— EXERCISE REQUIREMENTS —
Go through the records and extract every line with the word "suit".

Excerpt from a dataset:
=====

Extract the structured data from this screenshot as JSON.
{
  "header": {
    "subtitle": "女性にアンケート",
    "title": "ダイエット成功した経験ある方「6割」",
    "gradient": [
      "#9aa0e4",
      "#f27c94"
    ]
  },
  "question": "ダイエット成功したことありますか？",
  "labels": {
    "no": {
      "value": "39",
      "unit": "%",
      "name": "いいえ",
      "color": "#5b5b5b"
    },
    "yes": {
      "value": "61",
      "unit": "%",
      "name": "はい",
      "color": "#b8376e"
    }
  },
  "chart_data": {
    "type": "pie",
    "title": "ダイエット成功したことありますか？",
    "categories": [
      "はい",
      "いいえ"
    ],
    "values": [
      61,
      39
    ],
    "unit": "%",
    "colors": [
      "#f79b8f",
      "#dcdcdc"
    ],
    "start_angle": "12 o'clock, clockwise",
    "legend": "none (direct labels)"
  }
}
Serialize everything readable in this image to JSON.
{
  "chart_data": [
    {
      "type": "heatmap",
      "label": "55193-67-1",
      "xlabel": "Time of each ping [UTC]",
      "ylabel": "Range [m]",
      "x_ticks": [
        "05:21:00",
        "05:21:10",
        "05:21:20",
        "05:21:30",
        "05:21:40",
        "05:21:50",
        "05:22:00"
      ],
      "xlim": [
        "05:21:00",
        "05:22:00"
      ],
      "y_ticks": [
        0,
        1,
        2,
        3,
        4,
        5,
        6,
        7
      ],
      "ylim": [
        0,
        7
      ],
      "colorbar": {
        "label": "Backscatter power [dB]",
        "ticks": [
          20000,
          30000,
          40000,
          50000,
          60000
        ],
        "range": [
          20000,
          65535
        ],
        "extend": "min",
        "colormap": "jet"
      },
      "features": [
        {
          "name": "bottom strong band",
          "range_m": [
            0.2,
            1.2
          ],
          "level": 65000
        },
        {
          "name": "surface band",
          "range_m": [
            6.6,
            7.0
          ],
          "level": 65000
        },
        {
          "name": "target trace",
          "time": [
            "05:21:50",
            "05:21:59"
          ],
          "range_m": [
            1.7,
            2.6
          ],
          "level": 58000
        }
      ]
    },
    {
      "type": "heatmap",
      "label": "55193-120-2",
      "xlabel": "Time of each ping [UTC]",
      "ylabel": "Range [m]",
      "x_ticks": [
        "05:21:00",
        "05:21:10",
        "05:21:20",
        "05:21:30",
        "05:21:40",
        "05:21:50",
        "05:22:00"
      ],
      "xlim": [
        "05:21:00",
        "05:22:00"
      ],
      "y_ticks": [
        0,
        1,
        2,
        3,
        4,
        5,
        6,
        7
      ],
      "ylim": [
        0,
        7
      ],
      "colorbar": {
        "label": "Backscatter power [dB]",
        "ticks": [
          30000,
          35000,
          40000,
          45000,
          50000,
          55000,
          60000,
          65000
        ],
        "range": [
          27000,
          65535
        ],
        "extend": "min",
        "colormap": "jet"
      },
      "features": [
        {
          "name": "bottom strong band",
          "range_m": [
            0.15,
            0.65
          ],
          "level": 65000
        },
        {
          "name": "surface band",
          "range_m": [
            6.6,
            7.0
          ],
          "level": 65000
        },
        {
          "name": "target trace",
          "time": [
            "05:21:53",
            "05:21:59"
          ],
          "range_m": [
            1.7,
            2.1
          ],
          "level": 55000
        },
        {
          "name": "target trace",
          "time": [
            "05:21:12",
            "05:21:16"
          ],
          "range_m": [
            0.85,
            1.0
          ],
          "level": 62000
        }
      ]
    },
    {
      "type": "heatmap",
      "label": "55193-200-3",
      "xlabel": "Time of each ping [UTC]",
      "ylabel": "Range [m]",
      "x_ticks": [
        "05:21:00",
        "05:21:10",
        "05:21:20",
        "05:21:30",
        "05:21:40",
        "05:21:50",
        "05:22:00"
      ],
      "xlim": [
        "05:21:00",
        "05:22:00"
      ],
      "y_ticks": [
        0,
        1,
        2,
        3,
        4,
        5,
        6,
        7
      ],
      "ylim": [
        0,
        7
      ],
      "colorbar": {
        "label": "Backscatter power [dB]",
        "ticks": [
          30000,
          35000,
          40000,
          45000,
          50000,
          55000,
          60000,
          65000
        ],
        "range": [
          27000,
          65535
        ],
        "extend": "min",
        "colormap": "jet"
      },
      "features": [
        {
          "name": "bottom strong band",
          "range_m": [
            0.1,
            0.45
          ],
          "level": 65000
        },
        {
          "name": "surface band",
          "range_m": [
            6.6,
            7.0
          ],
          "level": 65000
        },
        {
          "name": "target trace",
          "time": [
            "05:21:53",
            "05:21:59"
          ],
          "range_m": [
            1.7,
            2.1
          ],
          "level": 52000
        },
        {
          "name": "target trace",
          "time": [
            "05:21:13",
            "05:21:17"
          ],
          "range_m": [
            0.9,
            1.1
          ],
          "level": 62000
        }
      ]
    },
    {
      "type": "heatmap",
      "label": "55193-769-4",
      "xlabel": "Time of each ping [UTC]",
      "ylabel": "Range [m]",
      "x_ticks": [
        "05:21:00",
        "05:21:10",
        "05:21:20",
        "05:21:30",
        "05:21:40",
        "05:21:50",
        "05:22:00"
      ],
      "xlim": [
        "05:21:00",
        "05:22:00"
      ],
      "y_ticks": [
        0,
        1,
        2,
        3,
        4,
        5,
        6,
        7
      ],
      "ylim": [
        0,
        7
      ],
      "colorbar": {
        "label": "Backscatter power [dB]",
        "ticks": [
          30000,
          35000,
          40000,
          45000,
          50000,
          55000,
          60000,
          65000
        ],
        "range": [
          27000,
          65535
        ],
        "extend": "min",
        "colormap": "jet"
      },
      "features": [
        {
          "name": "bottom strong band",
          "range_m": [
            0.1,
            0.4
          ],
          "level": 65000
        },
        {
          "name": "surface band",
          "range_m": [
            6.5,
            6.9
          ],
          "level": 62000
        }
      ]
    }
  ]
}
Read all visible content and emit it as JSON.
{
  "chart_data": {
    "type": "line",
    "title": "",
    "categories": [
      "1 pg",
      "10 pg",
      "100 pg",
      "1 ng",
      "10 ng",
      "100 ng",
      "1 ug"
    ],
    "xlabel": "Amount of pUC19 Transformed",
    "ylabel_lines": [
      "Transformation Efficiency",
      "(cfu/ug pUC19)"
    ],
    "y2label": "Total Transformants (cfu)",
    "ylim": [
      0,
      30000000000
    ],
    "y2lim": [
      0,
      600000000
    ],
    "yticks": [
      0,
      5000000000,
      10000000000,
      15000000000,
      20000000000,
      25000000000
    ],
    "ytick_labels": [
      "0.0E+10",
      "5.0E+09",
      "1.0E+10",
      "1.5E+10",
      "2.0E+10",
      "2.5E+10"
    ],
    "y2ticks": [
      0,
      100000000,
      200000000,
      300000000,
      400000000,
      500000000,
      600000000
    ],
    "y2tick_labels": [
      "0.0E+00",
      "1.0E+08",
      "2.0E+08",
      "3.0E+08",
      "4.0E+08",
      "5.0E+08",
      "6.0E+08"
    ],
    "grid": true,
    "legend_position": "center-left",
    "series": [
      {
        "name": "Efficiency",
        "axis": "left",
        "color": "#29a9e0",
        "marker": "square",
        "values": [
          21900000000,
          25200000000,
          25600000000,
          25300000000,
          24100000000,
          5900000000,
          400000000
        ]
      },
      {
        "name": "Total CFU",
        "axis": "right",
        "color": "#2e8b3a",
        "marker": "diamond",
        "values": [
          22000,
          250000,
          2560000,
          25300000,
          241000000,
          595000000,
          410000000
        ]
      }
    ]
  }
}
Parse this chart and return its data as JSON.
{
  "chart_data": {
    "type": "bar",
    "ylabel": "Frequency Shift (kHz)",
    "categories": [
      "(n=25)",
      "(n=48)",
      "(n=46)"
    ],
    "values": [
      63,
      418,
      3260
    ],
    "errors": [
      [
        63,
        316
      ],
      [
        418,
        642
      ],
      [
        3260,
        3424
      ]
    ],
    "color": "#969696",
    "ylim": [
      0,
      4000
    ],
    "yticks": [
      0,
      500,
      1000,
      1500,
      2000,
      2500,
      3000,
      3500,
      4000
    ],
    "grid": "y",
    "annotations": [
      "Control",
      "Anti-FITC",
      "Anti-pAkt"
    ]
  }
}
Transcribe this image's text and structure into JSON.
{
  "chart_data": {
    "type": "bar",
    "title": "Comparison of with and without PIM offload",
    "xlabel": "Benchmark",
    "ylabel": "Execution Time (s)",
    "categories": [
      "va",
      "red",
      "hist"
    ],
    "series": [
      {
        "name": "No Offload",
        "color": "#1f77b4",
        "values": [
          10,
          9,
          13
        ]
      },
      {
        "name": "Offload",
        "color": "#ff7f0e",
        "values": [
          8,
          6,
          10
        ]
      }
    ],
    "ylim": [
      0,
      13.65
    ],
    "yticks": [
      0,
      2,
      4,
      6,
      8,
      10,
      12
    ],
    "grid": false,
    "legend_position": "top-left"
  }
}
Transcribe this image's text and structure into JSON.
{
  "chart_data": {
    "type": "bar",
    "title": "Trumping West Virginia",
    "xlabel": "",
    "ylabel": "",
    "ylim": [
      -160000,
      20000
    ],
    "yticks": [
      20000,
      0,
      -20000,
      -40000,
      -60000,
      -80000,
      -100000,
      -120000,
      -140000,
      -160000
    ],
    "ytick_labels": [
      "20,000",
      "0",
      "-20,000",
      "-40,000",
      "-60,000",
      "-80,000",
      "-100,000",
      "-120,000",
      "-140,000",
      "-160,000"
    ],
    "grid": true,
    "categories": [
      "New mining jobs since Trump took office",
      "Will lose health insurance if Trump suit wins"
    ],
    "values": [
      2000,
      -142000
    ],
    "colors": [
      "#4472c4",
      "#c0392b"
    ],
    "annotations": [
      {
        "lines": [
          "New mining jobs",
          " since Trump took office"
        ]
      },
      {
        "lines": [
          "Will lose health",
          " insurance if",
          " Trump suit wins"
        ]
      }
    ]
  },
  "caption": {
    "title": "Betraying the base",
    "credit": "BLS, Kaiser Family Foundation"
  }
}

=====

— SOLUTION TO THE PROBLEM —
      "Will lose health insurance if Trump suit wins"
          " Trump suit wins"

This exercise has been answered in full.